- Dataset extract -
Start

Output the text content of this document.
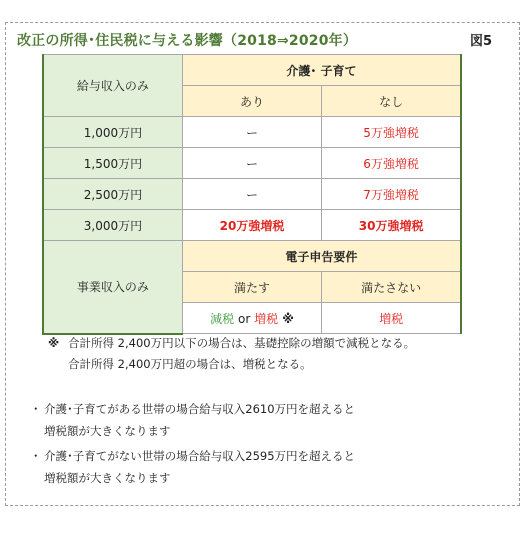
改正の所得･住民税に与える影響（2018⇒2020年）	図5
給与収入のみ	介護･ 子育て	
	あり	なし
1,000万円	ー	5万強増税
1,500万円	ー	6万強増税
2,500万円	ー	7万強増税
3,000万円	20万強増税	30万強増税
事業収入のみ	電子申告要件	
	満たす	満たさない
	減税 or 増税 ※	増税
※ 合計所得 2,400万円以下の場合は、基礎控除の増額で減税となる。
合計所得 2,400万円超の場合は、増税となる。
・ 介護･子育てがある世帯の場合給与収入2610万円を超えると
増税額が大きくなります
・ 介護･子育てがない世帯の場合給与収入2595万円を超えると
増税額が大きくなります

End

From the material above, copy everything exactly but the pictures.

- Task answer -
Output the text content of this document.
改正の所得･住民税に与える影響（2018⇒2020年）	図5
給与収入のみ	介護･ 子育て	
	あり	なし
1,000万円	ー	5万強増税
1,500万円	ー	6万強増税
2,500万円	ー	7万強増税
3,000万円	20万強増税	30万強増税
事業収入のみ	電子申告要件	
	満たす	満たさない
	減税 or 増税 ※	増税
※ 合計所得 2,400万円以下の場合は、基礎控除の増額で減税となる。
合計所得 2,400万円超の場合は、増税となる。
・ 介護･子育てがある世帯の場合給与収入2610万円を超えると
増税額が大きくなります
・ 介護･子育てがない世帯の場合給与収入2595万円を超えると
増税額が大きくなります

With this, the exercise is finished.